TEXT:
§
Troy Carter Leaves Spotify; Rumored Angry Over ‘Hateful Conduct’ Policy
Variety is reporting that Troy Carter is leaving Spotify in September but will play an advisory role at the company.
Carter is the global head of creator services at Spotify, overseeing the company’s relationships with artists, songwriters, and record companies. He is considered a music management mogul and is famous for helping launch the career of singer Lady Gaga.
In addition to his work at Spotify, he is the founder and CEO of Atom Factory and co-founder and managing partner of Cross Culture Ventures. He has managed the careers of John Legend, Lindsey Stirling, Meghan Trainor, rapper Eve, and Charlie Puth. His forays into the tech world resulted in the formation of Atom Factory’s angel fund, innovation studio SMASHD Labs, and VC fund Cross Culture Ventures. Investments include Uber, Lyft, Dropbox, Spotify, Warby Parker, theSkimm, MOAT, Gimlet Media, Thrive Market, and ATTN.
§
ENTRIES PROVIDED:
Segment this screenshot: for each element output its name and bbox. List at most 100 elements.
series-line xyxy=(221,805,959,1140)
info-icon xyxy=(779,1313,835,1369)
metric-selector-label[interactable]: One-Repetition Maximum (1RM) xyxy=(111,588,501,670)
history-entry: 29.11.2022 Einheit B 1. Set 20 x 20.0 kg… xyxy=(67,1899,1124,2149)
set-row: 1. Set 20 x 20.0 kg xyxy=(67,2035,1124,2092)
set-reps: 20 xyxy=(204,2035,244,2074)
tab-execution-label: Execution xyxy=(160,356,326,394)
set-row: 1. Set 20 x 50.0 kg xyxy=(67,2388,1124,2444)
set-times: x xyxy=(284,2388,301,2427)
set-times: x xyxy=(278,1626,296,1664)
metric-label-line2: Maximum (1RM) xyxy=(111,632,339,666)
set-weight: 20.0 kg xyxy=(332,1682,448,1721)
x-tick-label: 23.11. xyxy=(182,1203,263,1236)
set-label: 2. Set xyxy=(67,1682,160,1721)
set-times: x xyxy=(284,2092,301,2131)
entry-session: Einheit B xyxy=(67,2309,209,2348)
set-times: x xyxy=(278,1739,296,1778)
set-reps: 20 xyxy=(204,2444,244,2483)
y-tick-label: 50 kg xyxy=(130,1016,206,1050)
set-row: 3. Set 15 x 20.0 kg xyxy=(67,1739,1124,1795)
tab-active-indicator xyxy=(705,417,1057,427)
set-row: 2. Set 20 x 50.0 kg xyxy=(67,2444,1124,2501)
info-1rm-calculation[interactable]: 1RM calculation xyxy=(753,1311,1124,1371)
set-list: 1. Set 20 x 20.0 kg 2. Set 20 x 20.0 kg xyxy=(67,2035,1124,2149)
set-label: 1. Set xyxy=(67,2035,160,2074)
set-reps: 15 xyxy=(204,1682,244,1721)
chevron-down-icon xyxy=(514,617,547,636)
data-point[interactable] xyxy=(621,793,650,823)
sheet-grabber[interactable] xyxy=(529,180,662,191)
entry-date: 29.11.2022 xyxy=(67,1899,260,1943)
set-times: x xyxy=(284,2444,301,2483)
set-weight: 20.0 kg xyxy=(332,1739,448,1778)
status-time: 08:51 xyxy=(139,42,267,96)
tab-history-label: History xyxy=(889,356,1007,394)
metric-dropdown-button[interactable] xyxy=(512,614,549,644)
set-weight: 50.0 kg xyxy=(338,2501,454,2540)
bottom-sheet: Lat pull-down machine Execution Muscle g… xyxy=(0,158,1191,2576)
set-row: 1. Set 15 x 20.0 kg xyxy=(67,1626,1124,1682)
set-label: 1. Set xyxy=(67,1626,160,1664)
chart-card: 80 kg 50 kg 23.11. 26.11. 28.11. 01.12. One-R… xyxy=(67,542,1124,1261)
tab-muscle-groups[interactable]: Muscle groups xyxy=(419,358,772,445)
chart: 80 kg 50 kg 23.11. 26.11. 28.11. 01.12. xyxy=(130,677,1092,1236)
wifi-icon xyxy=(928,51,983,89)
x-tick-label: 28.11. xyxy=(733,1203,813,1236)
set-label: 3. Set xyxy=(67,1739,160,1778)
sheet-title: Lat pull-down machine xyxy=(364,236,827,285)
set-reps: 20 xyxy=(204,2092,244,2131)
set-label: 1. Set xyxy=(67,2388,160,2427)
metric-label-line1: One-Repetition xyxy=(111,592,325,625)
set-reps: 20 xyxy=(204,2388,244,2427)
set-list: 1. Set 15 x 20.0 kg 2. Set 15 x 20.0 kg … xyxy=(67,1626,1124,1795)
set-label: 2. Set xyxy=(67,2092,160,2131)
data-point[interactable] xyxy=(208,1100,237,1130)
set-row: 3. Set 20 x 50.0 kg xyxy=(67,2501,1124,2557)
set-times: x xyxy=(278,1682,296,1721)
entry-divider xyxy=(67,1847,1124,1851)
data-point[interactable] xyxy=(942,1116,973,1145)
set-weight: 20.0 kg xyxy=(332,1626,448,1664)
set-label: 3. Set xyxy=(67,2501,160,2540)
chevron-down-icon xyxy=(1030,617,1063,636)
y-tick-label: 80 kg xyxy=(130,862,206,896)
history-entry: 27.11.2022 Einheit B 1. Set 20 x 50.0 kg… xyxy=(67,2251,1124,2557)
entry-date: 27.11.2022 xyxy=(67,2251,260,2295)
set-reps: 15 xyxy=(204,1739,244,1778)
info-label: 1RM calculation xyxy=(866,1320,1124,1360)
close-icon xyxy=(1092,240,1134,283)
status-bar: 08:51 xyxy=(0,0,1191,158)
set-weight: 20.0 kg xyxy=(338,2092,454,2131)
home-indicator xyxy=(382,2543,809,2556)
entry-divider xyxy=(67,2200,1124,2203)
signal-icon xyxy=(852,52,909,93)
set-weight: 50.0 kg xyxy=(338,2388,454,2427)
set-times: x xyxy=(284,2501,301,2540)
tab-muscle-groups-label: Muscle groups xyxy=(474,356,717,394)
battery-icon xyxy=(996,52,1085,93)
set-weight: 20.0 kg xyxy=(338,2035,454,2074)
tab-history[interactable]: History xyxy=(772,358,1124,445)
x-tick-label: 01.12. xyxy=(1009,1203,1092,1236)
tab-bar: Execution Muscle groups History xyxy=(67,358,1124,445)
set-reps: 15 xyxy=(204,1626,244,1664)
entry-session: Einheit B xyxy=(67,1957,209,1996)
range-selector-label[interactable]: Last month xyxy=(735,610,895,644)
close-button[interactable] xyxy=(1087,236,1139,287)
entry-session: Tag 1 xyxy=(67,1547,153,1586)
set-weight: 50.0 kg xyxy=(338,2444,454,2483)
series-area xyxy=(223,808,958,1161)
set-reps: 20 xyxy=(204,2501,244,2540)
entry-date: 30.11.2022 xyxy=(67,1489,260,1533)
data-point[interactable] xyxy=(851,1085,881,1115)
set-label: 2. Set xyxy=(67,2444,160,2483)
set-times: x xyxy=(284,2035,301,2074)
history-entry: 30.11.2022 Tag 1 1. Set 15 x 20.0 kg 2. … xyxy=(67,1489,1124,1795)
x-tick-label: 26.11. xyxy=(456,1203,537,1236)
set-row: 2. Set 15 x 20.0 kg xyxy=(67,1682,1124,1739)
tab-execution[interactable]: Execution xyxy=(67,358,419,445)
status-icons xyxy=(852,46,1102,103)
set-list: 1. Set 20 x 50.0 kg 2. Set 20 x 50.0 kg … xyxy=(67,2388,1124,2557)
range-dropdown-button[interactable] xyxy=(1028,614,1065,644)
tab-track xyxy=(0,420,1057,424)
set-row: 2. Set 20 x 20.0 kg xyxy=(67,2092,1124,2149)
§
PROBLEM:
Answer these questions from the Troy Carter article:
1. In what month is Carter leaving Spotify?
2. Which singer is he famous for helping launch?
3. What is the name of the innovation studio that came out of his tech ventures?

RESULT OF THE EXERCISE:
1. September
2. Lady Gaga
3. SMASHD Labs